What is being asked - Look through the material below. Copy every line with the string "count" in it.

Given entries -
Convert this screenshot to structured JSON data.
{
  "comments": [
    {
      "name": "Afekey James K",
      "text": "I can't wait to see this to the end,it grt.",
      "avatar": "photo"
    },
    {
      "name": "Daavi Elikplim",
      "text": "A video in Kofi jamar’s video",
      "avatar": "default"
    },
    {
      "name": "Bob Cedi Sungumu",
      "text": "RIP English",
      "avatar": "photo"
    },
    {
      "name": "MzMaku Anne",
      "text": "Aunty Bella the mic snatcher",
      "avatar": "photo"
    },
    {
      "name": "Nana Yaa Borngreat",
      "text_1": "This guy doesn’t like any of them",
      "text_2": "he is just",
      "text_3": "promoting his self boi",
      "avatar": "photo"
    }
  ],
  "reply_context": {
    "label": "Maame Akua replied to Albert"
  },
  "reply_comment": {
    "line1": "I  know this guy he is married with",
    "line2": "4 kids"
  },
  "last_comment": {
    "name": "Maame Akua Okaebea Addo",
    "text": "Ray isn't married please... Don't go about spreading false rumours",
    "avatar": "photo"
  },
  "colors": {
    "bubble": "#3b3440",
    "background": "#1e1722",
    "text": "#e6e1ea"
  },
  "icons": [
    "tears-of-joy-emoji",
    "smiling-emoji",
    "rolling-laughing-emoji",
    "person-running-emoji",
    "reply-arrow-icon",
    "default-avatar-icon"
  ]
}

* * *

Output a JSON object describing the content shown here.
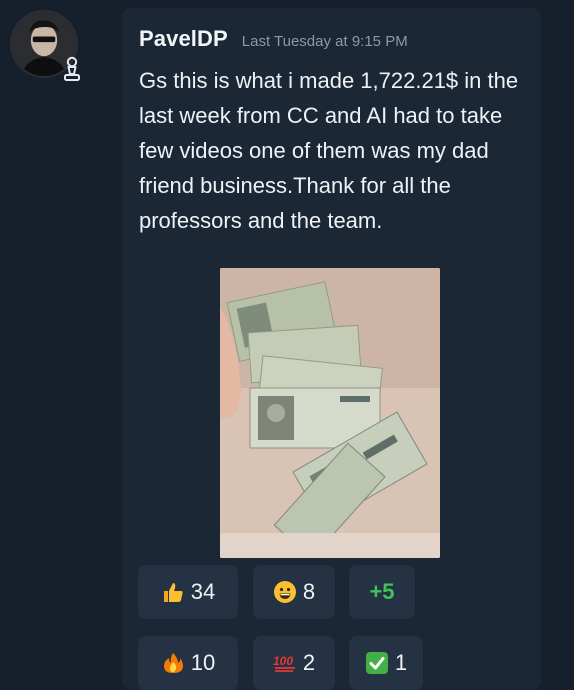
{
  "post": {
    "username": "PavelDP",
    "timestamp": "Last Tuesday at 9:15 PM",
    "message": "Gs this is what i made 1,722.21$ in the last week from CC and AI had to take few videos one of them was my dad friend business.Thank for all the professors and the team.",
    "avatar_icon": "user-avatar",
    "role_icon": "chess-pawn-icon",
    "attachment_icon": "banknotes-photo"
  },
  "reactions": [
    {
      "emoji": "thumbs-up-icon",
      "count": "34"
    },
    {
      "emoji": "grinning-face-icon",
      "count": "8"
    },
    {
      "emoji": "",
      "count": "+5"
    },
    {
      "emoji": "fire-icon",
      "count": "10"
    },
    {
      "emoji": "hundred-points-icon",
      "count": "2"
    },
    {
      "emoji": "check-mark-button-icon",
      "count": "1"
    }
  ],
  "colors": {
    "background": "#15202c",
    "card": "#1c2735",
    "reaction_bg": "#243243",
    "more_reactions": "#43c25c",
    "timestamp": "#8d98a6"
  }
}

Output of the exercise -
      "count": "34"
      "count": "8"
      "count": "+5"
      "count": "10"
      "count": "2"
      "count": "1"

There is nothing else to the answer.